● Directive
Report each line of the data that includes the word "受到的浮力等于重力".

------ Extracted material

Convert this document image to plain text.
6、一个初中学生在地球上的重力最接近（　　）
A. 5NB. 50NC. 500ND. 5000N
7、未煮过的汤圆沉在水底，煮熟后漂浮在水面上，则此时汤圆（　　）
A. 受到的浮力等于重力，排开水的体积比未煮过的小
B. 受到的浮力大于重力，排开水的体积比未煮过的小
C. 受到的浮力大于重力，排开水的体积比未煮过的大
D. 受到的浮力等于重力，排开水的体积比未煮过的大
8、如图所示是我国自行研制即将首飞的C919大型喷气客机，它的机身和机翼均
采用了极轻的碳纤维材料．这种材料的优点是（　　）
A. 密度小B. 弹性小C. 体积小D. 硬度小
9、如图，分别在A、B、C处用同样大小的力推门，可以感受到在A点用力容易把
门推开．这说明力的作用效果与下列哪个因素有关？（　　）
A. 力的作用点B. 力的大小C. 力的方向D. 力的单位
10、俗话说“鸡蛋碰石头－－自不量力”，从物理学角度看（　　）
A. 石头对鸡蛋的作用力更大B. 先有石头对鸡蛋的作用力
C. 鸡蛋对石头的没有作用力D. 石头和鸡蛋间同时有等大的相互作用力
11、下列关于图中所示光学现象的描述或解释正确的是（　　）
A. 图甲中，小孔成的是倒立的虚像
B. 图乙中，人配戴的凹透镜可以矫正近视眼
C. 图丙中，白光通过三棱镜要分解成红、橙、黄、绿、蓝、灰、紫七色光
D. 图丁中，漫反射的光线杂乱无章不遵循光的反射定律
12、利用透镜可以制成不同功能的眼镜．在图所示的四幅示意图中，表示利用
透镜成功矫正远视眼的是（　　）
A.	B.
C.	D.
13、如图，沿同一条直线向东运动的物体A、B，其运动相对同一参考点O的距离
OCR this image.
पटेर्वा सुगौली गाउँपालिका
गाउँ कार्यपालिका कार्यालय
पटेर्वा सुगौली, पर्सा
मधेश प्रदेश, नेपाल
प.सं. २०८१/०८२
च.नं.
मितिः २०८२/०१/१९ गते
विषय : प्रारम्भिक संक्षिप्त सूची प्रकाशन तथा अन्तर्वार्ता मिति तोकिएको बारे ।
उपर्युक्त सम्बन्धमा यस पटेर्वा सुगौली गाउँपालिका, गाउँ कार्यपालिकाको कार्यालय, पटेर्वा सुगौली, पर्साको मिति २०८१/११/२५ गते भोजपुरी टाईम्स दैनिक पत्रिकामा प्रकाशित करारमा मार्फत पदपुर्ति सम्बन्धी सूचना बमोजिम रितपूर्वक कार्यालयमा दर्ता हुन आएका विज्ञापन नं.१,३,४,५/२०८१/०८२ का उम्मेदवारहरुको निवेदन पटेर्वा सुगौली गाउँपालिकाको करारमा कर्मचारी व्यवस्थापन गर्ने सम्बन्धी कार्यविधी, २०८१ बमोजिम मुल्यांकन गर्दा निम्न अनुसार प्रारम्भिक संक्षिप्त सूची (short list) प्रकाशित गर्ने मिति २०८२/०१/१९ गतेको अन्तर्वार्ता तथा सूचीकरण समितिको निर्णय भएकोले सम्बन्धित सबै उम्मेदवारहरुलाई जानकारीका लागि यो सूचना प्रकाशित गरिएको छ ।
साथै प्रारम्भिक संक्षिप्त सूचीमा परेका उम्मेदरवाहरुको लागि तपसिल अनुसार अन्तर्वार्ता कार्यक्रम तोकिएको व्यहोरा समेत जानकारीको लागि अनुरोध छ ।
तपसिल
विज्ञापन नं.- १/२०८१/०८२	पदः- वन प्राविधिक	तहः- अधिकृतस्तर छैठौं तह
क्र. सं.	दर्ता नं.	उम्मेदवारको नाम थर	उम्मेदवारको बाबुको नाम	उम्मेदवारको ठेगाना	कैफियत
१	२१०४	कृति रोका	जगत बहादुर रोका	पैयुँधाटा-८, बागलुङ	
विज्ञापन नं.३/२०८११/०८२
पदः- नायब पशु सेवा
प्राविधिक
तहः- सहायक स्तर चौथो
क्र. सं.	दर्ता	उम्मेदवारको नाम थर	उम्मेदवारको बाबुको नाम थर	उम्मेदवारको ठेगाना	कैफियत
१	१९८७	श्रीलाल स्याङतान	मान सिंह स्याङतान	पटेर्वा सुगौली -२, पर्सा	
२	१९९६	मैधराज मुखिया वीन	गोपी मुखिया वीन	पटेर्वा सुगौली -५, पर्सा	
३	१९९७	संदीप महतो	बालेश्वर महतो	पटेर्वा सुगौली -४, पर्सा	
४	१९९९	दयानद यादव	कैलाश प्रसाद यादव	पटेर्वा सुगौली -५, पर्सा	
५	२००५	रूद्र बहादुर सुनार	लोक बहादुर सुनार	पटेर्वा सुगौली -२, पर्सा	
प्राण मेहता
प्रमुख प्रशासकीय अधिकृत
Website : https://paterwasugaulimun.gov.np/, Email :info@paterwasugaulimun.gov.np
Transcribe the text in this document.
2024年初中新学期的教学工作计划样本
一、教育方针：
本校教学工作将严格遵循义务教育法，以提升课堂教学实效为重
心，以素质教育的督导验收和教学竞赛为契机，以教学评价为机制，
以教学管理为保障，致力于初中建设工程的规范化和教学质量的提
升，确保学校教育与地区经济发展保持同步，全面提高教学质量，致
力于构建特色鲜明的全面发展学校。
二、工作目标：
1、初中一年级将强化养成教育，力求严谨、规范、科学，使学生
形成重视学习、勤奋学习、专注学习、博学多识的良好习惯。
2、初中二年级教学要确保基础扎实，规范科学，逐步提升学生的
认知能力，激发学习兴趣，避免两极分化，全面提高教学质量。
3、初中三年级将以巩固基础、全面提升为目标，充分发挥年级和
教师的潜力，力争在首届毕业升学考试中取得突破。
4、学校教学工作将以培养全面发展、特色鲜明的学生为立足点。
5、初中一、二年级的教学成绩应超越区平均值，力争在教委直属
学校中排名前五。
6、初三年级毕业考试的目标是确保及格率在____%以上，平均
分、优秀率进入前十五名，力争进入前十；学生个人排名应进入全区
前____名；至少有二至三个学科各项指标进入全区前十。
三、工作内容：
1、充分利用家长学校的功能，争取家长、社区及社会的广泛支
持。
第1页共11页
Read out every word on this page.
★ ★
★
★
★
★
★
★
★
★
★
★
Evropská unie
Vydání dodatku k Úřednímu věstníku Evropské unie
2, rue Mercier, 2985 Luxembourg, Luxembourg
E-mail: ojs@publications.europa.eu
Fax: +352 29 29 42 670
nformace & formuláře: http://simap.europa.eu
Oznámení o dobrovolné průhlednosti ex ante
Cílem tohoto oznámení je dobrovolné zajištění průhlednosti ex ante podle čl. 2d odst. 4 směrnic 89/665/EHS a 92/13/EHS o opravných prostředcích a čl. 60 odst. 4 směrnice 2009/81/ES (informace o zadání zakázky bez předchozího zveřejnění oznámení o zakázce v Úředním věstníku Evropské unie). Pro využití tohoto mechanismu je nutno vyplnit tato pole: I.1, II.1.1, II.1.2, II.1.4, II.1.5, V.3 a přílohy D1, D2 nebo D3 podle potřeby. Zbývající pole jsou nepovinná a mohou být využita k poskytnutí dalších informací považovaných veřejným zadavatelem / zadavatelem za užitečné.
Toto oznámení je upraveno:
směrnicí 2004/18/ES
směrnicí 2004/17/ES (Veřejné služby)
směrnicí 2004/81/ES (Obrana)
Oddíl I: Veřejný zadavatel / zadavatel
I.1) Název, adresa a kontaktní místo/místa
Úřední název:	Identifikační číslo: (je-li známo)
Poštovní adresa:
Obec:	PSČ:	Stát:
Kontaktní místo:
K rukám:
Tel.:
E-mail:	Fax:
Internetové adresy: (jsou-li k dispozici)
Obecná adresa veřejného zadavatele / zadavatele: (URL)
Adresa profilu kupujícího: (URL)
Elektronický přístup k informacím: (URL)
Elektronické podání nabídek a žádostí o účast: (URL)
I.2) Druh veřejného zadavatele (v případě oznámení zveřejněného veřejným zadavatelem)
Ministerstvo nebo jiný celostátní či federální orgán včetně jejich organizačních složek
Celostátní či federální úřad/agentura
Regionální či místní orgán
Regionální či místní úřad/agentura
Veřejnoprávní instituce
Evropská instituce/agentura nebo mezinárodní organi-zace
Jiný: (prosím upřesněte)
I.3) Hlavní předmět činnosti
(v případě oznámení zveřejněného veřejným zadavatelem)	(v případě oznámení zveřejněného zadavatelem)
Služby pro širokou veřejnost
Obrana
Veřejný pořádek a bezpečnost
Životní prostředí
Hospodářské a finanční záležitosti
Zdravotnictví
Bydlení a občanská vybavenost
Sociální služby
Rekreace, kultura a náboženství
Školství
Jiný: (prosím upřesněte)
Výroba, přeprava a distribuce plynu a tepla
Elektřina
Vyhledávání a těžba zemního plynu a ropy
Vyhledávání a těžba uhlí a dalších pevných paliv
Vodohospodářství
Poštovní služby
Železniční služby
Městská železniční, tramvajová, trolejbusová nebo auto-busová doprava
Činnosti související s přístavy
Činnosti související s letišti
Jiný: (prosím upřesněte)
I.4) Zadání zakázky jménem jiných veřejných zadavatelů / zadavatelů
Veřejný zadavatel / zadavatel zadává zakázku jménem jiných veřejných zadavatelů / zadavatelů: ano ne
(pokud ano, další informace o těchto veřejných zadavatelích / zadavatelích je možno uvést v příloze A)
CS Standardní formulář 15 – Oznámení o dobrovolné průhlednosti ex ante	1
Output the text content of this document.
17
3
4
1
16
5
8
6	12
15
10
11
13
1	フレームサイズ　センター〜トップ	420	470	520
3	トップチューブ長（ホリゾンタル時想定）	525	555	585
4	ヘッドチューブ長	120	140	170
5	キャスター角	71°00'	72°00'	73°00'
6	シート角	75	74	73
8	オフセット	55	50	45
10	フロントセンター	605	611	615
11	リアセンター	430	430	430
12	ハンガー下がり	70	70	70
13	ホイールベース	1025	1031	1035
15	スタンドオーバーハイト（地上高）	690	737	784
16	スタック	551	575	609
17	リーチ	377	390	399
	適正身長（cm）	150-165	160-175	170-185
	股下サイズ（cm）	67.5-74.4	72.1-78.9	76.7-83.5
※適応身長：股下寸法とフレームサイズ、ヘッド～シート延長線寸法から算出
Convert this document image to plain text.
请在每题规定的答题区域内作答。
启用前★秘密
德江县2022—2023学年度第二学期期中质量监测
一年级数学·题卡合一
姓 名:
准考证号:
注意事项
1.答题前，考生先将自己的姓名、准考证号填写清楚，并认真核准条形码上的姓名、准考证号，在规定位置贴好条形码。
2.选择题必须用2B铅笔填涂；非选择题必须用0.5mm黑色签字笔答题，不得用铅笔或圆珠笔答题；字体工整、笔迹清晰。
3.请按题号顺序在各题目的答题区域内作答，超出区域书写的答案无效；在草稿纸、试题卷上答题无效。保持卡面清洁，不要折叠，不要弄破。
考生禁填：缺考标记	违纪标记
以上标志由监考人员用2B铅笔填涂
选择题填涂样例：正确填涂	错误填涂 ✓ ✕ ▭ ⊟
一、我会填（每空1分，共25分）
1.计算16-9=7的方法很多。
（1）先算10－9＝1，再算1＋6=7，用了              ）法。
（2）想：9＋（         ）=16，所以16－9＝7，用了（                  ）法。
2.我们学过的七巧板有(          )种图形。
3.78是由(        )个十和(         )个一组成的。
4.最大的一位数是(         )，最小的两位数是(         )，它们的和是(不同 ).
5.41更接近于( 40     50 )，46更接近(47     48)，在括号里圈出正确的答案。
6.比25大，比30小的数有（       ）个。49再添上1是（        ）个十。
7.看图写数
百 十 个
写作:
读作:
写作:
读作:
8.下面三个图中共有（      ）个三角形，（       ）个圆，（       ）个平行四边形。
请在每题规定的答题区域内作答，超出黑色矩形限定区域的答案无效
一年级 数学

------------

● Exercise output
A. 受到的浮力等于重力，排开水的体积比未煮过的小
D. 受到的浮力等于重力，排开水的体积比未煮过的大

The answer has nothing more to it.